WHAT YOU NEED TO DO ▸ Please transcribe the data that follows without the pictures, keeping every word the same.

PROVIDED RECORDS ▸
= = = = =
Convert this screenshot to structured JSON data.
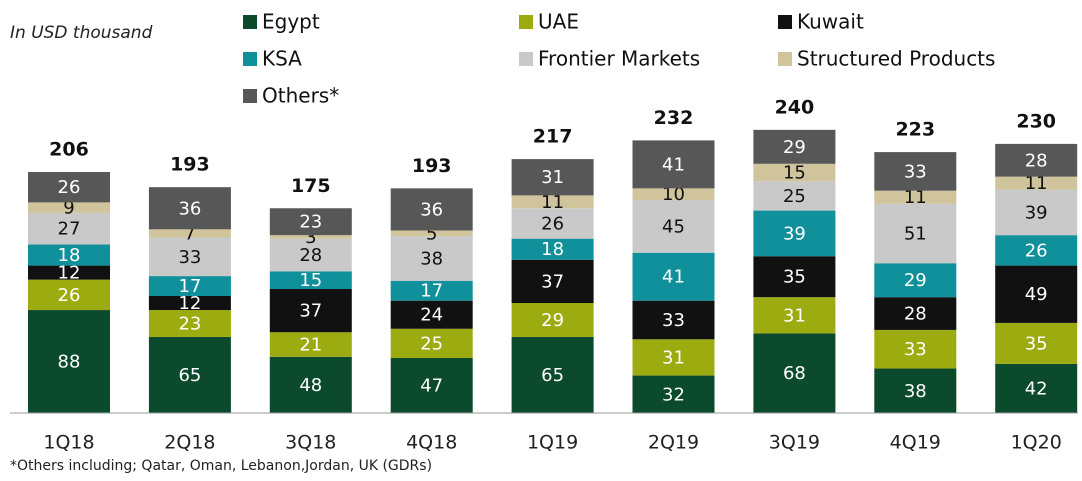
{
  "chart_data": {
    "type": "stacked_bar",
    "subtitle": "In USD thousand",
    "footnote": "*Others including; Qatar, Oman, Lebanon,Jordan, UK (GDRs)",
    "categories": [
      "1Q18",
      "2Q18",
      "3Q18",
      "4Q18",
      "1Q19",
      "2Q19",
      "3Q19",
      "4Q19",
      "1Q20"
    ],
    "series": [
      {
        "name": "Egypt",
        "color": "#0c4a2d",
        "values": [
          88,
          65,
          48,
          47,
          65,
          32,
          68,
          38,
          42
        ]
      },
      {
        "name": "UAE",
        "color": "#9cab0f",
        "values": [
          26,
          23,
          21,
          25,
          29,
          31,
          31,
          33,
          35
        ]
      },
      {
        "name": "Kuwait",
        "color": "#111111",
        "values": [
          12,
          12,
          37,
          24,
          37,
          33,
          35,
          28,
          49
        ]
      },
      {
        "name": "KSA",
        "color": "#0f909a",
        "values": [
          18,
          17,
          15,
          17,
          18,
          41,
          39,
          29,
          26
        ]
      },
      {
        "name": "Frontier Markets",
        "color": "#c9c9c9",
        "values": [
          27,
          33,
          28,
          38,
          26,
          45,
          25,
          51,
          39
        ]
      },
      {
        "name": "Structured Products",
        "color": "#cfc49c",
        "values": [
          9,
          7,
          3,
          5,
          11,
          10,
          15,
          11,
          11
        ]
      },
      {
        "name": "Others*",
        "color": "#575757",
        "values": [
          26,
          36,
          23,
          36,
          31,
          41,
          29,
          33,
          28
        ]
      }
    ],
    "totals": [
      206,
      193,
      175,
      193,
      217,
      232,
      240,
      223,
      230
    ]
  }
}
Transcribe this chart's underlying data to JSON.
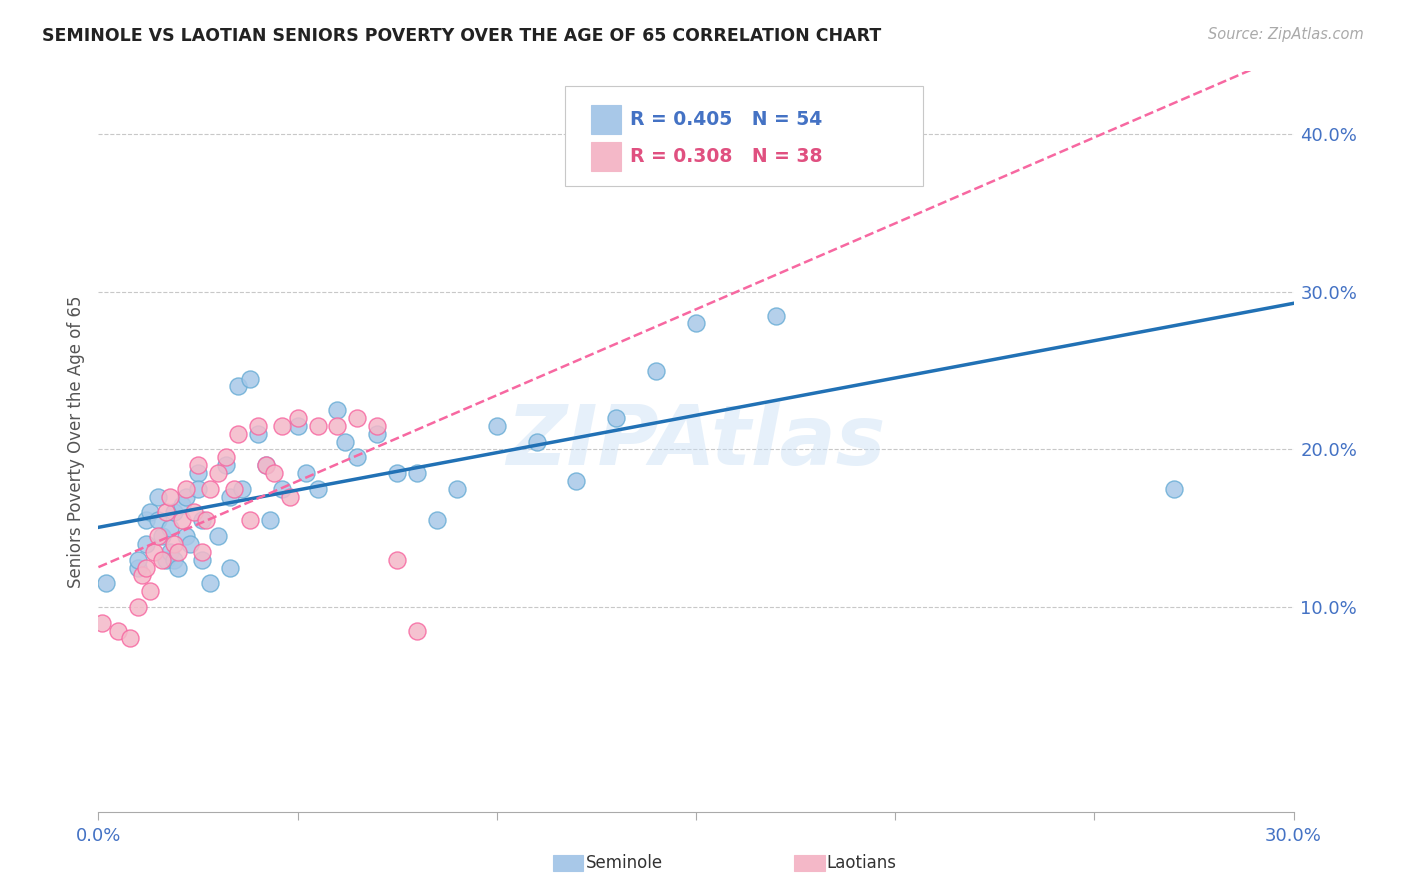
= = = = =
RESULT ▸
Convert this screenshot to structured JSON data.
{
  "chart_data": {
    "type": "stacked_bar",
    "subtitle": "In USD thousand",
    "footnote": "*Others including; Qatar, Oman, Lebanon,Jordan, UK (GDRs)",
    "categories": [
      "1Q18",
      "2Q18",
      "3Q18",
      "4Q18",
      "1Q19",
      "2Q19",
      "3Q19",
      "4Q19",
      "1Q20"
    ],
    "series": [
      {
        "name": "Egypt",
        "color": "#0c4a2d",
        "values": [
          88,
          65,
          48,
          47,
          65,
          32,
          68,
          38,
          42
        ]
      },
      {
        "name": "UAE",
        "color": "#9cab0f",
        "values": [
          26,
          23,
          21,
          25,
          29,
          31,
          31,
          33,
          35
        ]
      },
      {
        "name": "Kuwait",
        "color": "#111111",
        "values": [
          12,
          12,
          37,
          24,
          37,
          33,
          35,
          28,
          49
        ]
      },
      {
        "name": "KSA",
        "color": "#0f909a",
        "values": [
          18,
          17,
          15,
          17,
          18,
          41,
          39,
          29,
          26
        ]
      },
      {
        "name": "Frontier Markets",
        "color": "#c9c9c9",
        "values": [
          27,
          33,
          28,
          38,
          26,
          45,
          25,
          51,
          39
        ]
      },
      {
        "name": "Structured Products",
        "color": "#cfc49c",
        "values": [
          9,
          7,
          3,
          5,
          11,
          10,
          15,
          11,
          11
        ]
      },
      {
        "name": "Others*",
        "color": "#575757",
        "values": [
          26,
          36,
          23,
          36,
          31,
          41,
          29,
          33,
          28
        ]
      }
    ],
    "totals": [
      206,
      193,
      175,
      193,
      217,
      232,
      240,
      223,
      230
    ]
  }
}
Transcribe this chart's underlying data to JSON.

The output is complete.